====== Provided records ======
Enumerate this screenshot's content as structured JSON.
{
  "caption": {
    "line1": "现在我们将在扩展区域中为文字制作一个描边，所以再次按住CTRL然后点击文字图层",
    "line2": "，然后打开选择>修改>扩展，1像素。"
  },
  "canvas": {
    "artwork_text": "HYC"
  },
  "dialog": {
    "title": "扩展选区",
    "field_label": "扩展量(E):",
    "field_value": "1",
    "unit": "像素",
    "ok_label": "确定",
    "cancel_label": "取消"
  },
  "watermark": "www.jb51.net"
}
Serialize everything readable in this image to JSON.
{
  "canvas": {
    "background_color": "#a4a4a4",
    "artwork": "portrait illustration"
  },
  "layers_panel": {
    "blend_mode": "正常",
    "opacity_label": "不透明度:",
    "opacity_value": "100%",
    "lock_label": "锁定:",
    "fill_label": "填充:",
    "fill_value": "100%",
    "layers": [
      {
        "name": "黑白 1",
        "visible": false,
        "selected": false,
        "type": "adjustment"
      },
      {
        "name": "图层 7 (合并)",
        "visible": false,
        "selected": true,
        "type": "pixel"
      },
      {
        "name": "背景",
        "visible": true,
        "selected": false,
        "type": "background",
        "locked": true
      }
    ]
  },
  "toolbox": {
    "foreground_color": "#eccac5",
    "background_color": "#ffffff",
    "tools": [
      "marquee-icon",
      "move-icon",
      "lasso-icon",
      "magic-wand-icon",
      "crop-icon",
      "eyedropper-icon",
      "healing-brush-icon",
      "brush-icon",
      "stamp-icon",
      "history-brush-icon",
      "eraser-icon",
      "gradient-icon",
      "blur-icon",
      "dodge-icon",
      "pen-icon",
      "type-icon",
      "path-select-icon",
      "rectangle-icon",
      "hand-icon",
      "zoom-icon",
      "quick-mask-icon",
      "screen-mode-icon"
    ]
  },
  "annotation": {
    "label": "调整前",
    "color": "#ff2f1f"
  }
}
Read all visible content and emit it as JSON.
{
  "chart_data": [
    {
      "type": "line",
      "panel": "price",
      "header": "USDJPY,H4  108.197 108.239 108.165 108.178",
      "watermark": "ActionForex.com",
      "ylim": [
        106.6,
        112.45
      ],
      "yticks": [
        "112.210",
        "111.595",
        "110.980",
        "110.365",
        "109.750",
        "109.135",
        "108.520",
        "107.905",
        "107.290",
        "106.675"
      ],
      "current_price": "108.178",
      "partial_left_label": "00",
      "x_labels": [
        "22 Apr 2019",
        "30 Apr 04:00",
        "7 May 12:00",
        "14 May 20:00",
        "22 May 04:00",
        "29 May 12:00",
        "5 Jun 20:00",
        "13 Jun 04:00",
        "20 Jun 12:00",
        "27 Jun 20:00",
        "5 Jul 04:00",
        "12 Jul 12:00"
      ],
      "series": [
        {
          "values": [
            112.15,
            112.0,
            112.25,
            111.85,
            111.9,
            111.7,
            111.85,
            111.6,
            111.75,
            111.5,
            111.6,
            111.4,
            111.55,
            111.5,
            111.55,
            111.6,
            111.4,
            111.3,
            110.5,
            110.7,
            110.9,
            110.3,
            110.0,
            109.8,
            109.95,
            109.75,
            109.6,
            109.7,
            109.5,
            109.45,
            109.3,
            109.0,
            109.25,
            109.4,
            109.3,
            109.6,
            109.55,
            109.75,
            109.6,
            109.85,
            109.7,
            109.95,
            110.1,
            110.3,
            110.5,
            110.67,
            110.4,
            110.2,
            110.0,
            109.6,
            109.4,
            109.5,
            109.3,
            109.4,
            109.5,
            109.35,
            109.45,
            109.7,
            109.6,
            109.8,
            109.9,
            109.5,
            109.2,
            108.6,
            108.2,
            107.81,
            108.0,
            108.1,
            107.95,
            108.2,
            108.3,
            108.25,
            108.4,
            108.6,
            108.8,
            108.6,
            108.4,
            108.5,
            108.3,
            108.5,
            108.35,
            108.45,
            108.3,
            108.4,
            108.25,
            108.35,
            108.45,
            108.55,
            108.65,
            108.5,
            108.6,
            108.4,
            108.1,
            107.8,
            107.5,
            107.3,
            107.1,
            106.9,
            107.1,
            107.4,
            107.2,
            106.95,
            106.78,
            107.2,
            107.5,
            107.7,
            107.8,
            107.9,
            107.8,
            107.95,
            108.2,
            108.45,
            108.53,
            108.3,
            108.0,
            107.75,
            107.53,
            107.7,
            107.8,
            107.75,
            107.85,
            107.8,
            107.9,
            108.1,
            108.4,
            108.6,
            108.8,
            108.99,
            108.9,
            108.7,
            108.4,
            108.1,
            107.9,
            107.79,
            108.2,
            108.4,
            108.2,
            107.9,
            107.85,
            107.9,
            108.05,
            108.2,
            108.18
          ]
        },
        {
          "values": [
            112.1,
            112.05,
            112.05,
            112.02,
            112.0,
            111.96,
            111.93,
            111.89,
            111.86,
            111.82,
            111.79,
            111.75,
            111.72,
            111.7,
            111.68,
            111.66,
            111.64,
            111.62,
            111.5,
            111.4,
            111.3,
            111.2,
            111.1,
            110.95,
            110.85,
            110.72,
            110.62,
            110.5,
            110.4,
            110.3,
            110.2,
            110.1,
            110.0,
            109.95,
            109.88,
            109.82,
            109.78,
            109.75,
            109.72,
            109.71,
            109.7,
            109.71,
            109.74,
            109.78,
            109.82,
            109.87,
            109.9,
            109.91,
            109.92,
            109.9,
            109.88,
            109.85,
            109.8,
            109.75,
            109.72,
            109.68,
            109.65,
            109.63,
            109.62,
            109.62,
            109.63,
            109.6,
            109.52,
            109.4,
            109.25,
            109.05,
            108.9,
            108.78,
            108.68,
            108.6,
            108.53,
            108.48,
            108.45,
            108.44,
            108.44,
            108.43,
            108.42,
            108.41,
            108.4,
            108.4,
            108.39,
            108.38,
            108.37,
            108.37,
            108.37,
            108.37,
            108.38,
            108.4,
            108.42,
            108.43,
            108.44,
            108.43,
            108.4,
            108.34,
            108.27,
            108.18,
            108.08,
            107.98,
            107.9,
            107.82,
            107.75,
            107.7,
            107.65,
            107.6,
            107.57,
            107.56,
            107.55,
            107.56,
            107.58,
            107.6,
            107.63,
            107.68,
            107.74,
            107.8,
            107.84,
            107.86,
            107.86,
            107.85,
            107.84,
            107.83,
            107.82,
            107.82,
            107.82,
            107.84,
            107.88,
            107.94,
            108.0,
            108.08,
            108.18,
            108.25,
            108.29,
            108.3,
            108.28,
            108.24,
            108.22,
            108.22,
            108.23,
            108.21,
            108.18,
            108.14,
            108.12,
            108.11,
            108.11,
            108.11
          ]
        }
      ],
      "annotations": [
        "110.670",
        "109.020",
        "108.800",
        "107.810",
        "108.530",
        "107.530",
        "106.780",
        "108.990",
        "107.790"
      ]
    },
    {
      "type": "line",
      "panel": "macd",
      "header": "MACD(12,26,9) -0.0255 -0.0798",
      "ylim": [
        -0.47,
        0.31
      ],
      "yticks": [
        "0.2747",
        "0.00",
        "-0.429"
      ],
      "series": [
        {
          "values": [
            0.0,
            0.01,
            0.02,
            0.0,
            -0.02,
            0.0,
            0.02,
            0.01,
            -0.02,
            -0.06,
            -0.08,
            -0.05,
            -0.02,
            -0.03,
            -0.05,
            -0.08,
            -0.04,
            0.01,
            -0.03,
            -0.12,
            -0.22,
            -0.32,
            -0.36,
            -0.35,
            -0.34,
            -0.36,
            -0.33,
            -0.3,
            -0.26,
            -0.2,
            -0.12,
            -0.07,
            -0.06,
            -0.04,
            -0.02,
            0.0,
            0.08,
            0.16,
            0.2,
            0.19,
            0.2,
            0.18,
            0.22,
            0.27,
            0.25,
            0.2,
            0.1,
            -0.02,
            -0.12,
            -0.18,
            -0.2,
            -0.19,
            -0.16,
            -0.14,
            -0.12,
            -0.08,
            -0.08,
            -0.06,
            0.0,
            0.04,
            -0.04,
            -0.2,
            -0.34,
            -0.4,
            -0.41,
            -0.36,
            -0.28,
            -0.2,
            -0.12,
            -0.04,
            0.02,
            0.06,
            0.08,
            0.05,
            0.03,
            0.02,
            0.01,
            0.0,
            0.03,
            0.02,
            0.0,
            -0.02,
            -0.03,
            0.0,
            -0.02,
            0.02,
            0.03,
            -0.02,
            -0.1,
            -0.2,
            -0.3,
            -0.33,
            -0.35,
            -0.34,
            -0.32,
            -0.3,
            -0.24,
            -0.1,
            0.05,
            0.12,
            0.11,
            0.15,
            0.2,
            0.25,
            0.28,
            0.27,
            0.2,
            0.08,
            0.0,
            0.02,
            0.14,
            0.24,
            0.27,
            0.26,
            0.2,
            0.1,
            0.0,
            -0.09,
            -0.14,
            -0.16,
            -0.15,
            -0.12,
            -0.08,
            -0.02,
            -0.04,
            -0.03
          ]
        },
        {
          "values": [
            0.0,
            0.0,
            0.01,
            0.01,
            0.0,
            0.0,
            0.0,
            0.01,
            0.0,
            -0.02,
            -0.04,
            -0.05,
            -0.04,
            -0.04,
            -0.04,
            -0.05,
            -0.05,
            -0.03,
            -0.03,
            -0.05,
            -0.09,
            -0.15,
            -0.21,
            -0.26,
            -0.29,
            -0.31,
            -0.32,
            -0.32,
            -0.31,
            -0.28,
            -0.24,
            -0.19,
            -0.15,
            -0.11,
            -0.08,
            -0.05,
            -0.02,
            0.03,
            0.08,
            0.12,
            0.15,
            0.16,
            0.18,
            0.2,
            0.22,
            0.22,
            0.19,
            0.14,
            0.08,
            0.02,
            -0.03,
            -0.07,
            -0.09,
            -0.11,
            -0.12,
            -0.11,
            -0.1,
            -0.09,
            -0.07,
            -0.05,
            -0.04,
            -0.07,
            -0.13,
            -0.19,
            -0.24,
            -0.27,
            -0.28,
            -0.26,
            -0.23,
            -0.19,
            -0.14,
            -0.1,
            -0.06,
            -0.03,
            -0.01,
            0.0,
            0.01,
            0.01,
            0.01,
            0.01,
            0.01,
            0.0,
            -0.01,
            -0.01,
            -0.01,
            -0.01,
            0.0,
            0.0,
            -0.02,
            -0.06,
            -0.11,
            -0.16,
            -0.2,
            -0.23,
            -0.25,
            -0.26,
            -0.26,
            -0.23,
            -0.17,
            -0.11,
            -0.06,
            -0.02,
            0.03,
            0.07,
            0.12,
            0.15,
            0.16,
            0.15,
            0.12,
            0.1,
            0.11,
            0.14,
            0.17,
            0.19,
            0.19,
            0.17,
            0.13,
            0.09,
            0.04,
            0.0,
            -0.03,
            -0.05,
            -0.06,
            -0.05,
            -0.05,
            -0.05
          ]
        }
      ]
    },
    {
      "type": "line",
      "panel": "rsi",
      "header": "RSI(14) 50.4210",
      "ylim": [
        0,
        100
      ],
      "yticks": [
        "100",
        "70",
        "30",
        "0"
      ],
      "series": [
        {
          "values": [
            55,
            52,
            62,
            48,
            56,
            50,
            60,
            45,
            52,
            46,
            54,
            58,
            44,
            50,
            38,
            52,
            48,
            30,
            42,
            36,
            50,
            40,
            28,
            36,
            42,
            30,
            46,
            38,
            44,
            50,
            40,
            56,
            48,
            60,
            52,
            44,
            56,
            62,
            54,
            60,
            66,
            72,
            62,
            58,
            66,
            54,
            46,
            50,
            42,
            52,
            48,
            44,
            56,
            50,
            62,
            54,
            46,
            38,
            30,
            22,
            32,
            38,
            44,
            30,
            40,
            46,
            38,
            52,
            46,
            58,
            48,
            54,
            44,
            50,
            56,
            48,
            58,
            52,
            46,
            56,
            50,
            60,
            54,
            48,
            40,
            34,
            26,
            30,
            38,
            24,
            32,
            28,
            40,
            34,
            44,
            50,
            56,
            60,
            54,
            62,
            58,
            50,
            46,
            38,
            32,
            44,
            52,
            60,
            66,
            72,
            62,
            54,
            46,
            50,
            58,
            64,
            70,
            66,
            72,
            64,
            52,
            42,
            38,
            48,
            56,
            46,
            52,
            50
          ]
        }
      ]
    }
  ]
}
======
Your task: Copy each line of the listing that contains the string "brush".

Result of the task:
      "healing-brush-icon",
      "brush-icon",
      "history-brush-icon",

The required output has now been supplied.